### OBJECTIVE
Look at the entries below and reproduce them exactly.

Figure dataset records:
____________________
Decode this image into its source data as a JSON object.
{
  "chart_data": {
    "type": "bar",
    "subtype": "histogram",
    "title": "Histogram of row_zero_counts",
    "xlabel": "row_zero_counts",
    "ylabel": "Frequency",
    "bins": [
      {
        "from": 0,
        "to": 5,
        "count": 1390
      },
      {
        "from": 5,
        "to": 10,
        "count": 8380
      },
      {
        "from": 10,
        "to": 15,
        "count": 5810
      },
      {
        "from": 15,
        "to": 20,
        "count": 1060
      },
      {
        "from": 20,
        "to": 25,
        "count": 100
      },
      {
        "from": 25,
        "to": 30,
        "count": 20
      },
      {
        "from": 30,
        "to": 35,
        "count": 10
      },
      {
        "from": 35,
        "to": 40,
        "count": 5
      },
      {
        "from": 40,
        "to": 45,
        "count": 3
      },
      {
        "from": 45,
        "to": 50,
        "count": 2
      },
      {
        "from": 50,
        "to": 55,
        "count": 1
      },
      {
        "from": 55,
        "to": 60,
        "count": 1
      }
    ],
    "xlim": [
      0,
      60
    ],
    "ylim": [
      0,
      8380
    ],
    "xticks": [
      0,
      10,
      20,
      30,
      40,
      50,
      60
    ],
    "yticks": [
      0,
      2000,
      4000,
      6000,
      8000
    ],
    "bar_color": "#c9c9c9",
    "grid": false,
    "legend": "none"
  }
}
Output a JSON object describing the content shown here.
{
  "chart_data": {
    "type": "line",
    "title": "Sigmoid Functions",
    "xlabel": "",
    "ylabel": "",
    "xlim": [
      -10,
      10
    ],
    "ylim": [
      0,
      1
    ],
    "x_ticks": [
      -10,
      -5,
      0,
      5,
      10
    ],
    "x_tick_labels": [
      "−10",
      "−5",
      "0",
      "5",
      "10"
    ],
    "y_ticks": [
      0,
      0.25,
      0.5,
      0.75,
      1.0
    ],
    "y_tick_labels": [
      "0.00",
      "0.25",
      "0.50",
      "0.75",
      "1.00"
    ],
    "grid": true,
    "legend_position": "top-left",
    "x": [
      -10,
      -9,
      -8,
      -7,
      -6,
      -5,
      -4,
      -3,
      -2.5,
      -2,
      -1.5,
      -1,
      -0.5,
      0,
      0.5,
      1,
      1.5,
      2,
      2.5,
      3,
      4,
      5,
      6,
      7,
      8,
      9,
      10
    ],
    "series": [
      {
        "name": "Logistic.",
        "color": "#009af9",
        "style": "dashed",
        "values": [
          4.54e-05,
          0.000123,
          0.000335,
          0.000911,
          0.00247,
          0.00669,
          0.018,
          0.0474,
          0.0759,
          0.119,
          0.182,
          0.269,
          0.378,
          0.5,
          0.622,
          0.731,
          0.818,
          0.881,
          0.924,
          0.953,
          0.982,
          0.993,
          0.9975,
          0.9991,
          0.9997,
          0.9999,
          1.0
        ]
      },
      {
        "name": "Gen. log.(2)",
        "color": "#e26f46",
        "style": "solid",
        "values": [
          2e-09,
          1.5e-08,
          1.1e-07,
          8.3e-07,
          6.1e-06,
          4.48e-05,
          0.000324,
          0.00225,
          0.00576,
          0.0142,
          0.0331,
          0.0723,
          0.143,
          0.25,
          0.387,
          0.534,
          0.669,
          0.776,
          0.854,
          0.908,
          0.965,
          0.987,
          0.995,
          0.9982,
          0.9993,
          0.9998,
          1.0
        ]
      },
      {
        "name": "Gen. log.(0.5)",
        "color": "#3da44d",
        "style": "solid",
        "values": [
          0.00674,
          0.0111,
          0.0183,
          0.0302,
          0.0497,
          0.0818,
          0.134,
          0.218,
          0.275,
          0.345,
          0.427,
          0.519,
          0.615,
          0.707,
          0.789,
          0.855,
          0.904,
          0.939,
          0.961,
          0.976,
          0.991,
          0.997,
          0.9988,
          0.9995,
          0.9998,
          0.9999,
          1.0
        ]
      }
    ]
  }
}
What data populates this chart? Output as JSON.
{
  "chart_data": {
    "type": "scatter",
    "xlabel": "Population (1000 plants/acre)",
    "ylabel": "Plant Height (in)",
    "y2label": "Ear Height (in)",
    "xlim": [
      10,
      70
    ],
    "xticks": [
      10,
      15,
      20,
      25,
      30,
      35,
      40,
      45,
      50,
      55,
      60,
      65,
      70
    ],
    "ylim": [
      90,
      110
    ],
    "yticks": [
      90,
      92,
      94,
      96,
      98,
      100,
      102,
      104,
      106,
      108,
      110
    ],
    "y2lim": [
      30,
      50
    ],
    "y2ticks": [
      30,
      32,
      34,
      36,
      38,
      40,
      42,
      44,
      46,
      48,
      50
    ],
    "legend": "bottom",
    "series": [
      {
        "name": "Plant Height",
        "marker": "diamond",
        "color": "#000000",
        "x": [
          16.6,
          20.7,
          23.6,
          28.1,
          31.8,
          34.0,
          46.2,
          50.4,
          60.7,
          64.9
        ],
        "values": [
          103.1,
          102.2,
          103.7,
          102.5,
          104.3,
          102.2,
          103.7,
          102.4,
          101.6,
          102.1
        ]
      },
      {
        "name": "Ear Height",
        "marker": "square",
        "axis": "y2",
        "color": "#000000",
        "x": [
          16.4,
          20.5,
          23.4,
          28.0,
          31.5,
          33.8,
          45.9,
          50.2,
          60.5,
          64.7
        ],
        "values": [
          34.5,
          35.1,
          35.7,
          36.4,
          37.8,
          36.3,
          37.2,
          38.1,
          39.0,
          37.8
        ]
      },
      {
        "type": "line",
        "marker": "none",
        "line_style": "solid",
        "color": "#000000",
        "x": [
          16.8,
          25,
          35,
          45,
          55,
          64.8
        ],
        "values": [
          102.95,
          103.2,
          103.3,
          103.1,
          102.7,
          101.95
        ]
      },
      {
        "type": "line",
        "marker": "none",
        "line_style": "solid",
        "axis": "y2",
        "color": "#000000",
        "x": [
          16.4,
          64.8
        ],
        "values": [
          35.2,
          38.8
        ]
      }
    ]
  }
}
____________________
### SOLUTION TO THIS EXERCISE
Decode this image into its source data as a JSON object.
{
  "chart_data": {
    "type": "bar",
    "subtype": "histogram",
    "title": "Histogram of row_zero_counts",
    "xlabel": "row_zero_counts",
    "ylabel": "Frequency",
    "bins": [
      {
        "from": 0,
        "to": 5,
        "count": 1390
      },
      {
        "from": 5,
        "to": 10,
        "count": 8380
      },
      {
        "from": 10,
        "to": 15,
        "count": 5810
      },
      {
        "from": 15,
        "to": 20,
        "count": 1060
      },
      {
        "from": 20,
        "to": 25,
        "count": 100
      },
      {
        "from": 25,
        "to": 30,
        "count": 20
      },
      {
        "from": 30,
        "to": 35,
        "count": 10
      },
      {
        "from": 35,
        "to": 40,
        "count": 5
      },
      {
        "from": 40,
        "to": 45,
        "count": 3
      },
      {
        "from": 45,
        "to": 50,
        "count": 2
      },
      {
        "from": 50,
        "to": 55,
        "count": 1
      },
      {
        "from": 55,
        "to": 60,
        "count": 1
      }
    ],
    "xlim": [
      0,
      60
    ],
    "ylim": [
      0,
      8380
    ],
    "xticks": [
      0,
      10,
      20,
      30,
      40,
      50,
      60
    ],
    "yticks": [
      0,
      2000,
      4000,
      6000,
      8000
    ],
    "bar_color": "#c9c9c9",
    "grid": false,
    "legend": "none"
  }
}
Output a JSON object describing the content shown here.
{
  "chart_data": {
    "type": "line",
    "title": "Sigmoid Functions",
    "xlabel": "",
    "ylabel": "",
    "xlim": [
      -10,
      10
    ],
    "ylim": [
      0,
      1
    ],
    "x_ticks": [
      -10,
      -5,
      0,
      5,
      10
    ],
    "x_tick_labels": [
      "−10",
      "−5",
      "0",
      "5",
      "10"
    ],
    "y_ticks": [
      0,
      0.25,
      0.5,
      0.75,
      1.0
    ],
    "y_tick_labels": [
      "0.00",
      "0.25",
      "0.50",
      "0.75",
      "1.00"
    ],
    "grid": true,
    "legend_position": "top-left",
    "x": [
      -10,
      -9,
      -8,
      -7,
      -6,
      -5,
      -4,
      -3,
      -2.5,
      -2,
      -1.5,
      -1,
      -0.5,
      0,
      0.5,
      1,
      1.5,
      2,
      2.5,
      3,
      4,
      5,
      6,
      7,
      8,
      9,
      10
    ],
    "series": [
      {
        "name": "Logistic.",
        "color": "#009af9",
        "style": "dashed",
        "values": [
          4.54e-05,
          0.000123,
          0.000335,
          0.000911,
          0.00247,
          0.00669,
          0.018,
          0.0474,
          0.0759,
          0.119,
          0.182,
          0.269,
          0.378,
          0.5,
          0.622,
          0.731,
          0.818,
          0.881,
          0.924,
          0.953,
          0.982,
          0.993,
          0.9975,
          0.9991,
          0.9997,
          0.9999,
          1.0
        ]
      },
      {
        "name": "Gen. log.(2)",
        "color": "#e26f46",
        "style": "solid",
        "values": [
          2e-09,
          1.5e-08,
          1.1e-07,
          8.3e-07,
          6.1e-06,
          4.48e-05,
          0.000324,
          0.00225,
          0.00576,
          0.0142,
          0.0331,
          0.0723,
          0.143,
          0.25,
          0.387,
          0.534,
          0.669,
          0.776,
          0.854,
          0.908,
          0.965,
          0.987,
          0.995,
          0.9982,
          0.9993,
          0.9998,
          1.0
        ]
      },
      {
        "name": "Gen. log.(0.5)",
        "color": "#3da44d",
        "style": "solid",
        "values": [
          0.00674,
          0.0111,
          0.0183,
          0.0302,
          0.0497,
          0.0818,
          0.134,
          0.218,
          0.275,
          0.345,
          0.427,
          0.519,
          0.615,
          0.707,
          0.789,
          0.855,
          0.904,
          0.939,
          0.961,
          0.976,
          0.991,
          0.997,
          0.9988,
          0.9995,
          0.9998,
          0.9999,
          1.0
        ]
      }
    ]
  }
}
What data populates this chart? Output as JSON.
{
  "chart_data": {
    "type": "scatter",
    "xlabel": "Population (1000 plants/acre)",
    "ylabel": "Plant Height (in)",
    "y2label": "Ear Height (in)",
    "xlim": [
      10,
      70
    ],
    "xticks": [
      10,
      15,
      20,
      25,
      30,
      35,
      40,
      45,
      50,
      55,
      60,
      65,
      70
    ],
    "ylim": [
      90,
      110
    ],
    "yticks": [
      90,
      92,
      94,
      96,
      98,
      100,
      102,
      104,
      106,
      108,
      110
    ],
    "y2lim": [
      30,
      50
    ],
    "y2ticks": [
      30,
      32,
      34,
      36,
      38,
      40,
      42,
      44,
      46,
      48,
      50
    ],
    "legend": "bottom",
    "series": [
      {
        "name": "Plant Height",
        "marker": "diamond",
        "color": "#000000",
        "x": [
          16.6,
          20.7,
          23.6,
          28.1,
          31.8,
          34.0,
          46.2,
          50.4,
          60.7,
          64.9
        ],
        "values": [
          103.1,
          102.2,
          103.7,
          102.5,
          104.3,
          102.2,
          103.7,
          102.4,
          101.6,
          102.1
        ]
      },
      {
        "name": "Ear Height",
        "marker": "square",
        "axis": "y2",
        "color": "#000000",
        "x": [
          16.4,
          20.5,
          23.4,
          28.0,
          31.5,
          33.8,
          45.9,
          50.2,
          60.5,
          64.7
        ],
        "values": [
          34.5,
          35.1,
          35.7,
          36.4,
          37.8,
          36.3,
          37.2,
          38.1,
          39.0,
          37.8
        ]
      },
      {
        "type": "line",
        "marker": "none",
        "line_style": "solid",
        "color": "#000000",
        "x": [
          16.8,
          25,
          35,
          45,
          55,
          64.8
        ],
        "values": [
          102.95,
          103.2,
          103.3,
          103.1,
          102.7,
          101.95
        ]
      },
      {
        "type": "line",
        "marker": "none",
        "line_style": "solid",
        "axis": "y2",
        "color": "#000000",
        "x": [
          16.4,
          64.8
        ],
        "values": [
          35.2,
          38.8
        ]
      }
    ]
  }
}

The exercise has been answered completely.